# Goal of the exercise
The data below is to be returned in full and exactly.

# Material supplied
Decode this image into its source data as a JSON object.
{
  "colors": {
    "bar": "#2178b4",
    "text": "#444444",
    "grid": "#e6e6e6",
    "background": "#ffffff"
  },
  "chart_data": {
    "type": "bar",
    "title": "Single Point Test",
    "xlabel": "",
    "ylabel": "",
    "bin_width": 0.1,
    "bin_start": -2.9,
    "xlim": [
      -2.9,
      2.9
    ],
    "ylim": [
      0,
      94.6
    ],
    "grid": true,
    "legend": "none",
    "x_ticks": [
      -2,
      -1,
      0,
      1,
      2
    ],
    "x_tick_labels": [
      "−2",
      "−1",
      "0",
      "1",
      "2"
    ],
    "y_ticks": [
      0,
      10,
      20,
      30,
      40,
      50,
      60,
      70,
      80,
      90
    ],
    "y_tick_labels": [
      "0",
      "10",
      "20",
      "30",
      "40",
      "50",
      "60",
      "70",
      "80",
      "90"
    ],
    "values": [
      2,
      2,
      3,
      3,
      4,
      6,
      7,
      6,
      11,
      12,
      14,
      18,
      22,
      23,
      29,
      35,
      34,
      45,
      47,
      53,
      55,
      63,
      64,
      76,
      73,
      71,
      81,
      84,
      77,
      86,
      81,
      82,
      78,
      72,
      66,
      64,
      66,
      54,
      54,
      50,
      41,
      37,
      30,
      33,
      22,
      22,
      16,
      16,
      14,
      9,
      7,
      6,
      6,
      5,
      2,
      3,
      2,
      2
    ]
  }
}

# Reply to the task
Decode this image into its source data as a JSON object.
{
  "colors": {
    "bar": "#2178b4",
    "text": "#444444",
    "grid": "#e6e6e6",
    "background": "#ffffff"
  },
  "chart_data": {
    "type": "bar",
    "title": "Single Point Test",
    "xlabel": "",
    "ylabel": "",
    "bin_width": 0.1,
    "bin_start": -2.9,
    "xlim": [
      -2.9,
      2.9
    ],
    "ylim": [
      0,
      94.6
    ],
    "grid": true,
    "legend": "none",
    "x_ticks": [
      -2,
      -1,
      0,
      1,
      2
    ],
    "x_tick_labels": [
      "−2",
      "−1",
      "0",
      "1",
      "2"
    ],
    "y_ticks": [
      0,
      10,
      20,
      30,
      40,
      50,
      60,
      70,
      80,
      90
    ],
    "y_tick_labels": [
      "0",
      "10",
      "20",
      "30",
      "40",
      "50",
      "60",
      "70",
      "80",
      "90"
    ],
    "values": [
      2,
      2,
      3,
      3,
      4,
      6,
      7,
      6,
      11,
      12,
      14,
      18,
      22,
      23,
      29,
      35,
      34,
      45,
      47,
      53,
      55,
      63,
      64,
      76,
      73,
      71,
      81,
      84,
      77,
      86,
      81,
      82,
      78,
      72,
      66,
      64,
      66,
      54,
      54,
      50,
      41,
      37,
      30,
      33,
      22,
      22,
      16,
      16,
      14,
      9,
      7,
      6,
      6,
      5,
      2,
      3,
      2,
      2
    ]
  }
}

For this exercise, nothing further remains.